YOUR GOAL — Lines holding the string "text" are the ones to copy from this listing.

------------------------

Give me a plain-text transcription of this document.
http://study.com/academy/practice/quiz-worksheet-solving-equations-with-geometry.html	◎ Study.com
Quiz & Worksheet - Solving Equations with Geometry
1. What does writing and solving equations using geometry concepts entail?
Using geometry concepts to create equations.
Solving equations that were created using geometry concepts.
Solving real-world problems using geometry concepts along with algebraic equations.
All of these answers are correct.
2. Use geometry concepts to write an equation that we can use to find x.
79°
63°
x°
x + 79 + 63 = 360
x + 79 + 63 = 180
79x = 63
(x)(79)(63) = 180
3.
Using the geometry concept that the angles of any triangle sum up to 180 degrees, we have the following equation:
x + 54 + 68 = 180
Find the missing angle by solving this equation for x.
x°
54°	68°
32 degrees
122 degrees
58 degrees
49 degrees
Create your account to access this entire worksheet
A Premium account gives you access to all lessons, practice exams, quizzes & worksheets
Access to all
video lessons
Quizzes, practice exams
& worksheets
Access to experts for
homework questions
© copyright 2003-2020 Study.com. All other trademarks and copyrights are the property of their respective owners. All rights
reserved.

------------------------

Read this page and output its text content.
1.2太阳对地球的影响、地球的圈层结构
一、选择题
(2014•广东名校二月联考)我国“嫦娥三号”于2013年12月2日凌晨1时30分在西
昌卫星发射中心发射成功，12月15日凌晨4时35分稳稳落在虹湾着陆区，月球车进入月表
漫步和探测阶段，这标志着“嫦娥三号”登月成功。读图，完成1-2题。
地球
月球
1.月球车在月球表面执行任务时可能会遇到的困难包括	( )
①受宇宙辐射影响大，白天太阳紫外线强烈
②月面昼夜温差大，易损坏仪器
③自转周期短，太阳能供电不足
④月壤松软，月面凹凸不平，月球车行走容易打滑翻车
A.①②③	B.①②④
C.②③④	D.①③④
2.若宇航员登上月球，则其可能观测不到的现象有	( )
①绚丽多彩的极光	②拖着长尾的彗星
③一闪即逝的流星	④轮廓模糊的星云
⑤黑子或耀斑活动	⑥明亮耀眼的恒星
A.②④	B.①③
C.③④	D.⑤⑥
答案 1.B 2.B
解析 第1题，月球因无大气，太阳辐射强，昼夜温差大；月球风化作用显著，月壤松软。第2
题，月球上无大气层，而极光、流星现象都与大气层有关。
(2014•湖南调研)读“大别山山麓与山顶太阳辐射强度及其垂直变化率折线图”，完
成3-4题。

------------------------

RESPONSE TO THE TASK —
Give me a plain-text transcription of this document.
Read this page and output its text content.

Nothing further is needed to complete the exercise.